Required task - Copy the whole listing below line for line, changing nothing.

Supplied data -

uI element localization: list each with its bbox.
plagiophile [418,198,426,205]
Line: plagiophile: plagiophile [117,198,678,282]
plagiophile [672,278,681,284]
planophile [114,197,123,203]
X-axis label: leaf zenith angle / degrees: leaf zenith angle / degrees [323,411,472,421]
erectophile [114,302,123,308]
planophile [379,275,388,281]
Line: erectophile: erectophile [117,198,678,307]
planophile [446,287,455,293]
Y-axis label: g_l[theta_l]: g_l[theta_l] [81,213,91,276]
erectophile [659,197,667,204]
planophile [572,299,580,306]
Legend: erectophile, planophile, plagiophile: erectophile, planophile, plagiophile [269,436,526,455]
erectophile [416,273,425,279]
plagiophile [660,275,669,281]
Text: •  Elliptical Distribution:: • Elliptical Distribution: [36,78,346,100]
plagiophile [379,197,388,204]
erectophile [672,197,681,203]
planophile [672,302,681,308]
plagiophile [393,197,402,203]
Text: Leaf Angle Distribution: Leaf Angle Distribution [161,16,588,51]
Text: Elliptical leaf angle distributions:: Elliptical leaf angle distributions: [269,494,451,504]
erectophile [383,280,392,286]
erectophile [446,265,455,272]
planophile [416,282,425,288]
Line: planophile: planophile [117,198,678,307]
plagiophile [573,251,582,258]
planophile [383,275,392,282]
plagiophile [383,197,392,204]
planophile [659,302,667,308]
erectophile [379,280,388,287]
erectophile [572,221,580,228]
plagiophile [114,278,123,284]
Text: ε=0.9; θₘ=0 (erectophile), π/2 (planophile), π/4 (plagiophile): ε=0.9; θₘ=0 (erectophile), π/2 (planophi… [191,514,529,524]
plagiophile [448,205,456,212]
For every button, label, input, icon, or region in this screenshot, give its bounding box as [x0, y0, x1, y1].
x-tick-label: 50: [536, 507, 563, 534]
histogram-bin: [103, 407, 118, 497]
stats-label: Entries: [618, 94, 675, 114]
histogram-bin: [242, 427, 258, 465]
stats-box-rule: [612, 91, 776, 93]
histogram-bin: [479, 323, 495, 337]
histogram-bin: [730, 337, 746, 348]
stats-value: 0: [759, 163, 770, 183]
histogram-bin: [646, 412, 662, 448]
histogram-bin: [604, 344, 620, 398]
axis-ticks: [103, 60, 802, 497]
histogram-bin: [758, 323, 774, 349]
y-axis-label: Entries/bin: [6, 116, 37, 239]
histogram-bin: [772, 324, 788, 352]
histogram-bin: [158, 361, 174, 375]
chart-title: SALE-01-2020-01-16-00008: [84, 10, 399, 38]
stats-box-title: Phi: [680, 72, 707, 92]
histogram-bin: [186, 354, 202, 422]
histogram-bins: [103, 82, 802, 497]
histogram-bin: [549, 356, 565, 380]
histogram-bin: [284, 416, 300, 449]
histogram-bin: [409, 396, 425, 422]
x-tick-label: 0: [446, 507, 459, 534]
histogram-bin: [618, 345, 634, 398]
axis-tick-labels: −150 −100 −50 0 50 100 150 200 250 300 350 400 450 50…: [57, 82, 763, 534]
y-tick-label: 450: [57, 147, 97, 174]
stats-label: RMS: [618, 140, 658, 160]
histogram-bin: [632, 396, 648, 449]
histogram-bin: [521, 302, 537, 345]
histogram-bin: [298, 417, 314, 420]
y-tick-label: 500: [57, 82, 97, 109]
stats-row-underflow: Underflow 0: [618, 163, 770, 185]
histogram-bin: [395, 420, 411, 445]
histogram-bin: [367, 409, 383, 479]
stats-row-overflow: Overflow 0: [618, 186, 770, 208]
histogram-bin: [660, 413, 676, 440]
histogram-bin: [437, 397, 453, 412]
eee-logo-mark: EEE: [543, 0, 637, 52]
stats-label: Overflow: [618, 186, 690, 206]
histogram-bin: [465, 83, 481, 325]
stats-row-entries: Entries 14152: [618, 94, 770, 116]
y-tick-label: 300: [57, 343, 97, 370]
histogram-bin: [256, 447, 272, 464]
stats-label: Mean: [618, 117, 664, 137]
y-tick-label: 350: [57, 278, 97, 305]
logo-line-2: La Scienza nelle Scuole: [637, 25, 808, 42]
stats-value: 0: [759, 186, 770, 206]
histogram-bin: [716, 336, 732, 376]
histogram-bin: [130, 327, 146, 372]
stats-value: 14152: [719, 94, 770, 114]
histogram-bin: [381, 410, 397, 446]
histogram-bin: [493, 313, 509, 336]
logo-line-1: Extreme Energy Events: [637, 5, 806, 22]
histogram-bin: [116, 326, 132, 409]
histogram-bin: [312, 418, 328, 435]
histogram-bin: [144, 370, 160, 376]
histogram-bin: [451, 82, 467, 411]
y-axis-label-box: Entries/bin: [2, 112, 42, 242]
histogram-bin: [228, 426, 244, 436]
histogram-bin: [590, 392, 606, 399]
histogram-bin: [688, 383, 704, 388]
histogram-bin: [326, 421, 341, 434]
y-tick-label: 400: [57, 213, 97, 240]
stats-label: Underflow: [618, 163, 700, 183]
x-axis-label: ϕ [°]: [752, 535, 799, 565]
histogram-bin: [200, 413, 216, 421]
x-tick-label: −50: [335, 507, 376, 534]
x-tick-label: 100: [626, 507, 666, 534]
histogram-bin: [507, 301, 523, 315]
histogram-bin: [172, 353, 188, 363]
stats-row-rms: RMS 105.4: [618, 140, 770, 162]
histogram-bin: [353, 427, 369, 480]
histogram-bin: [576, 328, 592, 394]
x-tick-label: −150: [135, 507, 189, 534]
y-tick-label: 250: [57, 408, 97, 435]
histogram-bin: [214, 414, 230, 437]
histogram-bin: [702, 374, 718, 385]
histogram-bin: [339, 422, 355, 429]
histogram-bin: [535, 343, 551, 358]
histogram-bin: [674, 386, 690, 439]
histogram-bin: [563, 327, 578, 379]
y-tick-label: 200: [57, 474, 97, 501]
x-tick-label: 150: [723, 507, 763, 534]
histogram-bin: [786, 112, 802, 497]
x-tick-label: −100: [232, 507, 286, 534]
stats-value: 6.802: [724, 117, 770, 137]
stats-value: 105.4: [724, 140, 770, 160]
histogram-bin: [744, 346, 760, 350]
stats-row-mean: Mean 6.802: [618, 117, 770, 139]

Response to the exercise -
uI element localization: list each with its bbox.
plagiophile [418,198,426,205]
Line: plagiophile: plagiophile [117,198,678,282]
plagiophile [672,278,681,284]
planophile [114,197,123,203]
X-axis label: leaf zenith angle / degrees: leaf zenith angle / degrees [323,411,472,421]
erectophile [114,302,123,308]
planophile [379,275,388,281]
Line: erectophile: erectophile [117,198,678,307]
planophile [446,287,455,293]
Y-axis label: g_l[theta_l]: g_l[theta_l] [81,213,91,276]
erectophile [659,197,667,204]
planophile [572,299,580,306]
Legend: erectophile, planophile, plagiophile: erectophile, planophile, plagiophile [269,436,526,455]
erectophile [416,273,425,279]
plagiophile [660,275,669,281]
Text: •  Elliptical Distribution:: • Elliptical Distribution: [36,78,346,100]
plagiophile [379,197,388,204]
erectophile [672,197,681,203]
planophile [672,302,681,308]
plagiophile [393,197,402,203]
Text: Leaf Angle Distribution: Leaf Angle Distribution [161,16,588,51]
Text: Elliptical leaf angle distributions:: Elliptical leaf angle distributions: [269,494,451,504]
erectophile [383,280,392,286]
erectophile [446,265,455,272]
planophile [416,282,425,288]
Line: planophile: planophile [117,198,678,307]
plagiophile [573,251,582,258]
planophile [383,275,392,282]
plagiophile [383,197,392,204]
planophile [659,302,667,308]
erectophile [379,280,388,287]
erectophile [572,221,580,228]
plagiophile [114,278,123,284]
Text: ε=0.9; θₘ=0 (erectophile), π/2 (planophile), π/4 (plagiophile): ε=0.9; θₘ=0 (erectophile), π/2 (planophi… [191,514,529,524]
plagiophile [448,205,456,212]
For every button, label, input, icon, or region in this screenshot, give its bounding box as [x0, y0, x1, y1].
x-tick-label: 50: [536, 507, 563, 534]
histogram-bin: [103, 407, 118, 497]
stats-label: Entries: [618, 94, 675, 114]
histogram-bin: [242, 427, 258, 465]
stats-box-rule: [612, 91, 776, 93]
histogram-bin: [479, 323, 495, 337]
histogram-bin: [730, 337, 746, 348]
stats-value: 0: [759, 163, 770, 183]
histogram-bin: [646, 412, 662, 448]
histogram-bin: [604, 344, 620, 398]
axis-ticks: [103, 60, 802, 497]
histogram-bin: [758, 323, 774, 349]
y-axis-label: Entries/bin: [6, 116, 37, 239]
histogram-bin: [772, 324, 788, 352]
histogram-bin: [158, 361, 174, 375]
chart-title: SALE-01-2020-01-16-00008: [84, 10, 399, 38]
stats-box-title: Phi: [680, 72, 707, 92]
histogram-bin: [186, 354, 202, 422]
histogram-bins: [103, 82, 802, 497]
histogram-bin: [549, 356, 565, 380]
histogram-bin: [284, 416, 300, 449]
histogram-bin: [409, 396, 425, 422]
x-tick-label: 0: [446, 507, 459, 534]
histogram-bin: [618, 345, 634, 398]
axis-tick-labels: −150 −100 −50 0 50 100 150 200 250 300 350 400 450 50…: [57, 82, 763, 534]
y-tick-label: 450: [57, 147, 97, 174]
stats-label: RMS: [618, 140, 658, 160]
histogram-bin: [632, 396, 648, 449]
histogram-bin: [521, 302, 537, 345]
histogram-bin: [298, 417, 314, 420]
y-tick-label: 500: [57, 82, 97, 109]
stats-row-underflow: Underflow 0: [618, 163, 770, 185]
histogram-bin: [395, 420, 411, 445]
histogram-bin: [367, 409, 383, 479]
stats-row-overflow: Overflow 0: [618, 186, 770, 208]
histogram-bin: [660, 413, 676, 440]
histogram-bin: [437, 397, 453, 412]
eee-logo-mark: EEE: [543, 0, 637, 52]
stats-label: Overflow: [618, 186, 690, 206]
histogram-bin: [465, 83, 481, 325]
stats-row-entries: Entries 14152: [618, 94, 770, 116]
y-tick-label: 300: [57, 343, 97, 370]
histogram-bin: [256, 447, 272, 464]
stats-label: Mean: [618, 117, 664, 137]
y-tick-label: 350: [57, 278, 97, 305]
logo-line-2: La Scienza nelle Scuole: [637, 25, 808, 42]
stats-value: 0: [759, 186, 770, 206]
histogram-bin: [716, 336, 732, 376]
histogram-bin: [130, 327, 146, 372]
stats-value: 14152: [719, 94, 770, 114]
histogram-bin: [381, 410, 397, 446]
histogram-bin: [493, 313, 509, 336]
logo-line-1: Extreme Energy Events: [637, 5, 806, 22]
histogram-bin: [116, 326, 132, 409]
histogram-bin: [312, 418, 328, 435]
histogram-bin: [144, 370, 160, 376]
histogram-bin: [451, 82, 467, 411]
y-axis-label-box: Entries/bin: [2, 112, 42, 242]
histogram-bin: [228, 426, 244, 436]
histogram-bin: [590, 392, 606, 399]
histogram-bin: [688, 383, 704, 388]
histogram-bin: [326, 421, 341, 434]
y-tick-label: 400: [57, 213, 97, 240]
stats-label: Underflow: [618, 163, 700, 183]
x-axis-label: ϕ [°]: [752, 535, 799, 565]
histogram-bin: [200, 413, 216, 421]
x-tick-label: −50: [335, 507, 376, 534]
x-tick-label: 100: [626, 507, 666, 534]
histogram-bin: [507, 301, 523, 315]
histogram-bin: [172, 353, 188, 363]
stats-row-rms: RMS 105.4: [618, 140, 770, 162]
histogram-bin: [353, 427, 369, 480]
histogram-bin: [576, 328, 592, 394]
x-tick-label: −150: [135, 507, 189, 534]
y-tick-label: 250: [57, 408, 97, 435]
histogram-bin: [214, 414, 230, 437]
histogram-bin: [702, 374, 718, 385]
histogram-bin: [339, 422, 355, 429]
histogram-bin: [535, 343, 551, 358]
histogram-bin: [674, 386, 690, 439]
histogram-bin: [563, 327, 578, 379]
y-tick-label: 200: [57, 474, 97, 501]
x-tick-label: 150: [723, 507, 763, 534]
histogram-bin: [786, 112, 802, 497]
x-tick-label: −100: [232, 507, 286, 534]
stats-value: 6.802: [724, 117, 770, 137]
stats-value: 105.4: [724, 140, 770, 160]
histogram-bin: [744, 346, 760, 350]
stats-row-mean: Mean 6.802: [618, 117, 770, 139]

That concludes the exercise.